### GOAL
Find out how many lines of the material contain the string "markers" and give only that figure.

### ENTRIES SHOWN

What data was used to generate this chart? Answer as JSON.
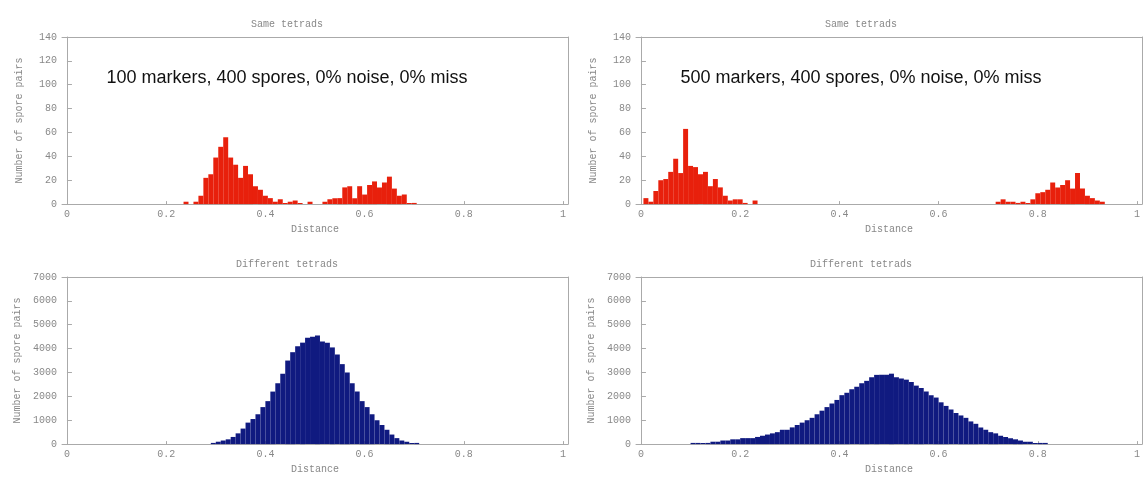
{
  "chart_data": [
    {
      "type": "histogram",
      "title": "Same tetrads",
      "xlabel": "Distance",
      "ylabel": "Number of spore pairs",
      "annotations": [
        "100 markers, 400 spores, 0% noise, 0% miss"
      ],
      "color": "#e8200c",
      "xlim": [
        -0.01,
        1.01
      ],
      "xticks": [
        0,
        0.2,
        0.4,
        0.6,
        0.8,
        1
      ],
      "ylim": [
        0,
        140
      ],
      "yticks": [
        0,
        20,
        40,
        60,
        80,
        100,
        120,
        140
      ],
      "grid": false,
      "bins": [
        0.235,
        0.245,
        0.255,
        0.265,
        0.275,
        0.285,
        0.295,
        0.305,
        0.315,
        0.325,
        0.335,
        0.345,
        0.355,
        0.365,
        0.375,
        0.385,
        0.395,
        0.405,
        0.415,
        0.425,
        0.435,
        0.445,
        0.455,
        0.465,
        0.475,
        0.485,
        0.495,
        0.505,
        0.515,
        0.525,
        0.535,
        0.545,
        0.555,
        0.565,
        0.575,
        0.585,
        0.595,
        0.605,
        0.615,
        0.625,
        0.635,
        0.645,
        0.655,
        0.665,
        0.675,
        0.685,
        0.695,
        0.705
      ],
      "values": [
        2,
        0,
        2,
        7,
        22,
        25,
        39,
        48,
        56,
        39,
        33,
        22,
        32,
        25,
        15,
        12,
        7,
        5,
        2,
        4,
        1,
        2,
        3,
        1,
        0,
        2,
        0,
        0,
        2,
        4,
        5,
        5,
        14,
        15,
        5,
        15,
        8,
        16,
        19,
        14,
        18,
        23,
        13,
        7,
        8,
        1,
        1
      ]
    },
    {
      "type": "histogram",
      "title": "Same tetrads",
      "xlabel": "Distance",
      "ylabel": "Number of spore pairs",
      "annotations": [
        "500 markers, 400 spores, 0% noise, 0% miss"
      ],
      "color": "#e8200c",
      "xlim": [
        -0.01,
        1.01
      ],
      "xticks": [
        0,
        0.2,
        0.4,
        0.6,
        0.8,
        1
      ],
      "ylim": [
        0,
        140
      ],
      "yticks": [
        0,
        20,
        40,
        60,
        80,
        100,
        120,
        140
      ],
      "grid": false,
      "bins": [
        0.005,
        0.015,
        0.025,
        0.035,
        0.045,
        0.055,
        0.065,
        0.075,
        0.085,
        0.095,
        0.105,
        0.115,
        0.125,
        0.135,
        0.145,
        0.155,
        0.165,
        0.175,
        0.185,
        0.195,
        0.205,
        0.215,
        0.225,
        0.235,
        0.245,
        0.255,
        0.265,
        0.275,
        0.285,
        0.295,
        0.305,
        0.315,
        0.325,
        0.335,
        0.345,
        0.355,
        0.365,
        0.375,
        0.385,
        0.395,
        0.405,
        0.415,
        0.425,
        0.435,
        0.445,
        0.455,
        0.465,
        0.475,
        0.485,
        0.495,
        0.505,
        0.515,
        0.525,
        0.535,
        0.545,
        0.555,
        0.565,
        0.575,
        0.585,
        0.595,
        0.605,
        0.615,
        0.625,
        0.635,
        0.645,
        0.655,
        0.665,
        0.675,
        0.685,
        0.695,
        0.705,
        0.715,
        0.725,
        0.735,
        0.745,
        0.755,
        0.765,
        0.775,
        0.785,
        0.795,
        0.805,
        0.815,
        0.825,
        0.835,
        0.845,
        0.855,
        0.865,
        0.875,
        0.885,
        0.895,
        0.905,
        0.915,
        0.925,
        0.935
      ],
      "values": [
        5,
        2,
        11,
        20,
        21,
        27,
        38,
        26,
        63,
        32,
        31,
        25,
        27,
        15,
        21,
        14,
        7,
        3,
        4,
        4,
        1,
        0,
        3,
        0,
        0,
        0,
        0,
        0,
        0,
        0,
        0,
        0,
        0,
        0,
        0,
        0,
        0,
        0,
        0,
        0,
        0,
        0,
        0,
        0,
        0,
        0,
        0,
        0,
        0,
        0,
        0,
        0,
        0,
        0,
        0,
        0,
        0,
        0,
        0,
        0,
        0,
        0,
        0,
        0,
        0,
        0,
        0,
        0,
        0,
        0,
        0,
        2,
        4,
        2,
        2,
        1,
        2,
        1,
        4,
        9,
        10,
        12,
        18,
        14,
        16,
        20,
        13,
        26,
        13,
        7,
        5,
        3,
        2
      ]
    },
    {
      "type": "histogram",
      "title": "Different tetrads",
      "xlabel": "Distance",
      "ylabel": "Number of spore pairs",
      "color": "#101a80",
      "xlim": [
        -0.01,
        1.01
      ],
      "xticks": [
        0,
        0.2,
        0.4,
        0.6,
        0.8,
        1
      ],
      "ylim": [
        0,
        7000
      ],
      "yticks": [
        0,
        1000,
        2000,
        3000,
        4000,
        5000,
        6000,
        7000
      ],
      "grid": false,
      "bins": [
        0.29,
        0.3,
        0.31,
        0.32,
        0.33,
        0.34,
        0.35,
        0.36,
        0.37,
        0.38,
        0.39,
        0.4,
        0.41,
        0.42,
        0.43,
        0.44,
        0.45,
        0.46,
        0.47,
        0.48,
        0.49,
        0.5,
        0.51,
        0.52,
        0.53,
        0.54,
        0.55,
        0.56,
        0.57,
        0.58,
        0.59,
        0.6,
        0.61,
        0.62,
        0.63,
        0.64,
        0.65,
        0.66,
        0.67,
        0.68,
        0.69,
        0.7,
        0.71
      ],
      "values": [
        50,
        100,
        150,
        200,
        300,
        450,
        650,
        900,
        1050,
        1250,
        1550,
        1800,
        2200,
        2550,
        2950,
        3500,
        3850,
        4100,
        4250,
        4450,
        4500,
        4550,
        4300,
        4250,
        4050,
        3750,
        3350,
        3000,
        2550,
        2200,
        1800,
        1550,
        1250,
        1000,
        800,
        600,
        400,
        250,
        150,
        100,
        50,
        50
      ]
    },
    {
      "type": "histogram",
      "title": "Different tetrads",
      "xlabel": "Distance",
      "ylabel": "Number of spore pairs",
      "color": "#101a80",
      "xlim": [
        -0.01,
        1.01
      ],
      "xticks": [
        0,
        0.2,
        0.4,
        0.6,
        0.8,
        1
      ],
      "ylim": [
        0,
        7000
      ],
      "yticks": [
        0,
        1000,
        2000,
        3000,
        4000,
        5000,
        6000,
        7000
      ],
      "grid": false,
      "bins": [
        0.08,
        0.09,
        0.1,
        0.11,
        0.12,
        0.13,
        0.14,
        0.15,
        0.16,
        0.17,
        0.18,
        0.19,
        0.2,
        0.21,
        0.22,
        0.23,
        0.24,
        0.25,
        0.26,
        0.27,
        0.28,
        0.29,
        0.3,
        0.31,
        0.32,
        0.33,
        0.34,
        0.35,
        0.36,
        0.37,
        0.38,
        0.39,
        0.4,
        0.41,
        0.42,
        0.43,
        0.44,
        0.45,
        0.46,
        0.47,
        0.48,
        0.49,
        0.5,
        0.51,
        0.52,
        0.53,
        0.54,
        0.55,
        0.56,
        0.57,
        0.58,
        0.59,
        0.6,
        0.61,
        0.62,
        0.63,
        0.64,
        0.65,
        0.66,
        0.67,
        0.68,
        0.69,
        0.7,
        0.71,
        0.72,
        0.73,
        0.74,
        0.75,
        0.76,
        0.77,
        0.78,
        0.79,
        0.8,
        0.81,
        0.82,
        0.83,
        0.84,
        0.85
      ],
      "values": [
        0,
        0,
        50,
        50,
        50,
        50,
        100,
        100,
        150,
        150,
        200,
        200,
        250,
        250,
        250,
        300,
        350,
        400,
        450,
        500,
        600,
        600,
        700,
        800,
        900,
        1000,
        1100,
        1250,
        1400,
        1550,
        1700,
        1850,
        2050,
        2150,
        2300,
        2400,
        2550,
        2650,
        2800,
        2900,
        2900,
        2900,
        2950,
        2800,
        2750,
        2700,
        2600,
        2450,
        2350,
        2200,
        2050,
        1950,
        1750,
        1600,
        1450,
        1300,
        1200,
        1100,
        950,
        850,
        700,
        600,
        500,
        450,
        350,
        300,
        250,
        200,
        150,
        100,
        100,
        50,
        50,
        50,
        0,
        0,
        0
      ]
    }
  ]
}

### FULL OUTPUT
2